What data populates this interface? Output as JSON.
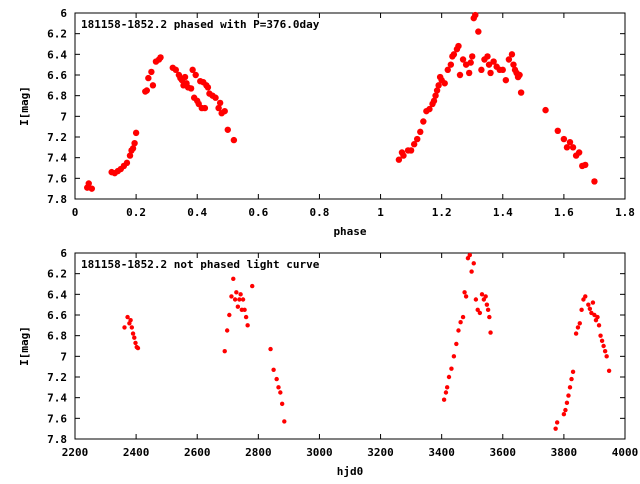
{
  "chart_data": [
    {
      "type": "scatter",
      "title": "181158-1852.2 phased with P=376.0day",
      "xlabel": "phase",
      "ylabel": "I[mag]",
      "xlim": [
        0,
        1.8
      ],
      "ylim": [
        7.8,
        6.0
      ],
      "y_inverted": true,
      "x_ticks": [
        "0",
        "0.2",
        "0.4",
        "0.6",
        "0.8",
        "1",
        "1.2",
        "1.4",
        "1.6",
        "1.8"
      ],
      "y_ticks": [
        "6",
        "6.2",
        "6.4",
        "6.6",
        "6.8",
        "7",
        "7.2",
        "7.4",
        "7.6",
        "7.8"
      ],
      "grid": false,
      "marker_color": "#ff0000",
      "series": [
        {
          "x": [
            0.04,
            0.045,
            0.055,
            0.12,
            0.13,
            0.14,
            0.15,
            0.16,
            0.17,
            0.18,
            0.185,
            0.19,
            0.195,
            0.2,
            0.23,
            0.235,
            0.24,
            0.25,
            0.255,
            0.265,
            0.275,
            0.28,
            0.32,
            0.33,
            0.34,
            0.345,
            0.35,
            0.355,
            0.36,
            0.365,
            0.37,
            0.38,
            0.385,
            0.39,
            0.395,
            0.4,
            0.405,
            0.41,
            0.415,
            0.42,
            0.425,
            0.43,
            0.435,
            0.44,
            0.45,
            0.46,
            0.47,
            0.475,
            0.48,
            0.49,
            0.5,
            0.52,
            1.06,
            1.07,
            1.075,
            1.09,
            1.1,
            1.11,
            1.12,
            1.13,
            1.14,
            1.15,
            1.16,
            1.17,
            1.175,
            1.18,
            1.185,
            1.19,
            1.195,
            1.2,
            1.21,
            1.22,
            1.23,
            1.235,
            1.24,
            1.25,
            1.255,
            1.26,
            1.27,
            1.28,
            1.29,
            1.295,
            1.3,
            1.305,
            1.31,
            1.32,
            1.33,
            1.34,
            1.35,
            1.355,
            1.36,
            1.37,
            1.38,
            1.39,
            1.4,
            1.41,
            1.42,
            1.43,
            1.435,
            1.44,
            1.445,
            1.45,
            1.455,
            1.46,
            1.54,
            1.58,
            1.6,
            1.61,
            1.62,
            1.63,
            1.64,
            1.65,
            1.66,
            1.67,
            1.7
          ],
          "y": [
            7.69,
            7.65,
            7.7,
            7.54,
            7.55,
            7.53,
            7.51,
            7.48,
            7.45,
            7.38,
            7.33,
            7.31,
            7.26,
            7.16,
            6.76,
            6.75,
            6.63,
            6.57,
            6.7,
            6.47,
            6.45,
            6.43,
            6.53,
            6.55,
            6.6,
            6.63,
            6.65,
            6.7,
            6.62,
            6.68,
            6.72,
            6.73,
            6.55,
            6.82,
            6.6,
            6.85,
            6.88,
            6.66,
            6.92,
            6.67,
            6.92,
            6.7,
            6.72,
            6.78,
            6.8,
            6.82,
            6.92,
            6.87,
            6.97,
            6.95,
            7.13,
            7.23,
            7.42,
            7.35,
            7.38,
            7.33,
            7.33,
            7.27,
            7.22,
            7.15,
            7.05,
            6.95,
            6.93,
            6.88,
            6.85,
            6.8,
            6.75,
            6.7,
            6.62,
            6.65,
            6.68,
            6.55,
            6.5,
            6.42,
            6.4,
            6.35,
            6.32,
            6.6,
            6.45,
            6.5,
            6.58,
            6.48,
            6.42,
            6.05,
            6.02,
            6.18,
            6.55,
            6.45,
            6.42,
            6.5,
            6.58,
            6.47,
            6.52,
            6.55,
            6.55,
            6.65,
            6.45,
            6.4,
            6.5,
            6.55,
            6.58,
            6.62,
            6.6,
            6.77,
            6.94,
            7.14,
            7.22,
            7.3,
            7.25,
            7.3,
            7.38,
            7.35,
            7.48,
            7.47,
            7.63
          ]
        }
      ]
    },
    {
      "type": "scatter",
      "title": "181158-1852.2 not phased light curve",
      "xlabel": "hjd0",
      "ylabel": "I[mag]",
      "xlim": [
        2200,
        4000
      ],
      "ylim": [
        7.8,
        6.0
      ],
      "y_inverted": true,
      "x_ticks": [
        "2200",
        "2400",
        "2600",
        "2800",
        "3000",
        "3200",
        "3400",
        "3600",
        "3800",
        "4000"
      ],
      "y_ticks": [
        "6",
        "6.2",
        "6.4",
        "6.6",
        "6.8",
        "7",
        "7.2",
        "7.4",
        "7.6",
        "7.8"
      ],
      "grid": false,
      "marker_color": "#ff0000",
      "series": [
        {
          "x": [
            2362,
            2372,
            2378,
            2382,
            2386,
            2390,
            2394,
            2398,
            2402,
            2406,
            2690,
            2698,
            2705,
            2712,
            2718,
            2724,
            2728,
            2733,
            2738,
            2742,
            2746,
            2750,
            2755,
            2760,
            2765,
            2780,
            2840,
            2850,
            2860,
            2866,
            2872,
            2878,
            2885,
            3408,
            3414,
            3418,
            3424,
            3432,
            3440,
            3448,
            3455,
            3462,
            3470,
            3475,
            3480,
            3486,
            3492,
            3498,
            3505,
            3512,
            3518,
            3525,
            3532,
            3538,
            3544,
            3548,
            3552,
            3556,
            3560,
            3773,
            3778,
            3800,
            3805,
            3810,
            3815,
            3820,
            3825,
            3830,
            3840,
            3846,
            3852,
            3858,
            3864,
            3870,
            3880,
            3885,
            3890,
            3895,
            3900,
            3905,
            3910,
            3915,
            3920,
            3925,
            3930,
            3935,
            3940,
            3948
          ],
          "y": [
            6.72,
            6.62,
            6.68,
            6.65,
            6.72,
            6.78,
            6.82,
            6.87,
            6.91,
            6.92,
            6.95,
            6.75,
            6.6,
            6.42,
            6.25,
            6.45,
            6.38,
            6.52,
            6.45,
            6.4,
            6.55,
            6.45,
            6.55,
            6.62,
            6.7,
            6.32,
            6.93,
            7.13,
            7.22,
            7.3,
            7.35,
            7.46,
            7.63,
            7.42,
            7.35,
            7.3,
            7.2,
            7.12,
            7.0,
            6.88,
            6.75,
            6.67,
            6.62,
            6.38,
            6.42,
            6.05,
            6.02,
            6.18,
            6.1,
            6.45,
            6.55,
            6.58,
            6.4,
            6.45,
            6.42,
            6.5,
            6.55,
            6.62,
            6.77,
            7.7,
            7.64,
            7.56,
            7.52,
            7.45,
            7.38,
            7.3,
            7.22,
            7.15,
            6.78,
            6.72,
            6.68,
            6.55,
            6.45,
            6.42,
            6.5,
            6.54,
            6.58,
            6.48,
            6.6,
            6.65,
            6.62,
            6.7,
            6.8,
            6.85,
            6.9,
            6.95,
            7.0,
            7.14
          ]
        }
      ]
    }
  ]
}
####
● **YOUR TASK**: Set down the lines of the records above exactly, apart from the pictures.

● **RESPONSE TO THIS TASK**:
What data populates this interface? Output as JSON.
{
  "chart_data": [
    {
      "type": "scatter",
      "title": "181158-1852.2 phased with P=376.0day",
      "xlabel": "phase",
      "ylabel": "I[mag]",
      "xlim": [
        0,
        1.8
      ],
      "ylim": [
        7.8,
        6.0
      ],
      "y_inverted": true,
      "x_ticks": [
        "0",
        "0.2",
        "0.4",
        "0.6",
        "0.8",
        "1",
        "1.2",
        "1.4",
        "1.6",
        "1.8"
      ],
      "y_ticks": [
        "6",
        "6.2",
        "6.4",
        "6.6",
        "6.8",
        "7",
        "7.2",
        "7.4",
        "7.6",
        "7.8"
      ],
      "grid": false,
      "marker_color": "#ff0000",
      "series": [
        {
          "x": [
            0.04,
            0.045,
            0.055,
            0.12,
            0.13,
            0.14,
            0.15,
            0.16,
            0.17,
            0.18,
            0.185,
            0.19,
            0.195,
            0.2,
            0.23,
            0.235,
            0.24,
            0.25,
            0.255,
            0.265,
            0.275,
            0.28,
            0.32,
            0.33,
            0.34,
            0.345,
            0.35,
            0.355,
            0.36,
            0.365,
            0.37,
            0.38,
            0.385,
            0.39,
            0.395,
            0.4,
            0.405,
            0.41,
            0.415,
            0.42,
            0.425,
            0.43,
            0.435,
            0.44,
            0.45,
            0.46,
            0.47,
            0.475,
            0.48,
            0.49,
            0.5,
            0.52,
            1.06,
            1.07,
            1.075,
            1.09,
            1.1,
            1.11,
            1.12,
            1.13,
            1.14,
            1.15,
            1.16,
            1.17,
            1.175,
            1.18,
            1.185,
            1.19,
            1.195,
            1.2,
            1.21,
            1.22,
            1.23,
            1.235,
            1.24,
            1.25,
            1.255,
            1.26,
            1.27,
            1.28,
            1.29,
            1.295,
            1.3,
            1.305,
            1.31,
            1.32,
            1.33,
            1.34,
            1.35,
            1.355,
            1.36,
            1.37,
            1.38,
            1.39,
            1.4,
            1.41,
            1.42,
            1.43,
            1.435,
            1.44,
            1.445,
            1.45,
            1.455,
            1.46,
            1.54,
            1.58,
            1.6,
            1.61,
            1.62,
            1.63,
            1.64,
            1.65,
            1.66,
            1.67,
            1.7
          ],
          "y": [
            7.69,
            7.65,
            7.7,
            7.54,
            7.55,
            7.53,
            7.51,
            7.48,
            7.45,
            7.38,
            7.33,
            7.31,
            7.26,
            7.16,
            6.76,
            6.75,
            6.63,
            6.57,
            6.7,
            6.47,
            6.45,
            6.43,
            6.53,
            6.55,
            6.6,
            6.63,
            6.65,
            6.7,
            6.62,
            6.68,
            6.72,
            6.73,
            6.55,
            6.82,
            6.6,
            6.85,
            6.88,
            6.66,
            6.92,
            6.67,
            6.92,
            6.7,
            6.72,
            6.78,
            6.8,
            6.82,
            6.92,
            6.87,
            6.97,
            6.95,
            7.13,
            7.23,
            7.42,
            7.35,
            7.38,
            7.33,
            7.33,
            7.27,
            7.22,
            7.15,
            7.05,
            6.95,
            6.93,
            6.88,
            6.85,
            6.8,
            6.75,
            6.7,
            6.62,
            6.65,
            6.68,
            6.55,
            6.5,
            6.42,
            6.4,
            6.35,
            6.32,
            6.6,
            6.45,
            6.5,
            6.58,
            6.48,
            6.42,
            6.05,
            6.02,
            6.18,
            6.55,
            6.45,
            6.42,
            6.5,
            6.58,
            6.47,
            6.52,
            6.55,
            6.55,
            6.65,
            6.45,
            6.4,
            6.5,
            6.55,
            6.58,
            6.62,
            6.6,
            6.77,
            6.94,
            7.14,
            7.22,
            7.3,
            7.25,
            7.3,
            7.38,
            7.35,
            7.48,
            7.47,
            7.63
          ]
        }
      ]
    },
    {
      "type": "scatter",
      "title": "181158-1852.2 not phased light curve",
      "xlabel": "hjd0",
      "ylabel": "I[mag]",
      "xlim": [
        2200,
        4000
      ],
      "ylim": [
        7.8,
        6.0
      ],
      "y_inverted": true,
      "x_ticks": [
        "2200",
        "2400",
        "2600",
        "2800",
        "3000",
        "3200",
        "3400",
        "3600",
        "3800",
        "4000"
      ],
      "y_ticks": [
        "6",
        "6.2",
        "6.4",
        "6.6",
        "6.8",
        "7",
        "7.2",
        "7.4",
        "7.6",
        "7.8"
      ],
      "grid": false,
      "marker_color": "#ff0000",
      "series": [
        {
          "x": [
            2362,
            2372,
            2378,
            2382,
            2386,
            2390,
            2394,
            2398,
            2402,
            2406,
            2690,
            2698,
            2705,
            2712,
            2718,
            2724,
            2728,
            2733,
            2738,
            2742,
            2746,
            2750,
            2755,
            2760,
            2765,
            2780,
            2840,
            2850,
            2860,
            2866,
            2872,
            2878,
            2885,
            3408,
            3414,
            3418,
            3424,
            3432,
            3440,
            3448,
            3455,
            3462,
            3470,
            3475,
            3480,
            3486,
            3492,
            3498,
            3505,
            3512,
            3518,
            3525,
            3532,
            3538,
            3544,
            3548,
            3552,
            3556,
            3560,
            3773,
            3778,
            3800,
            3805,
            3810,
            3815,
            3820,
            3825,
            3830,
            3840,
            3846,
            3852,
            3858,
            3864,
            3870,
            3880,
            3885,
            3890,
            3895,
            3900,
            3905,
            3910,
            3915,
            3920,
            3925,
            3930,
            3935,
            3940,
            3948
          ],
          "y": [
            6.72,
            6.62,
            6.68,
            6.65,
            6.72,
            6.78,
            6.82,
            6.87,
            6.91,
            6.92,
            6.95,
            6.75,
            6.6,
            6.42,
            6.25,
            6.45,
            6.38,
            6.52,
            6.45,
            6.4,
            6.55,
            6.45,
            6.55,
            6.62,
            6.7,
            6.32,
            6.93,
            7.13,
            7.22,
            7.3,
            7.35,
            7.46,
            7.63,
            7.42,
            7.35,
            7.3,
            7.2,
            7.12,
            7.0,
            6.88,
            6.75,
            6.67,
            6.62,
            6.38,
            6.42,
            6.05,
            6.02,
            6.18,
            6.1,
            6.45,
            6.55,
            6.58,
            6.4,
            6.45,
            6.42,
            6.5,
            6.55,
            6.62,
            6.77,
            7.7,
            7.64,
            7.56,
            7.52,
            7.45,
            7.38,
            7.3,
            7.22,
            7.15,
            6.78,
            6.72,
            6.68,
            6.55,
            6.45,
            6.42,
            6.5,
            6.54,
            6.58,
            6.48,
            6.6,
            6.65,
            6.62,
            6.7,
            6.8,
            6.85,
            6.9,
            6.95,
            7.0,
            7.14
          ]
        }
      ]
    }
  ]
}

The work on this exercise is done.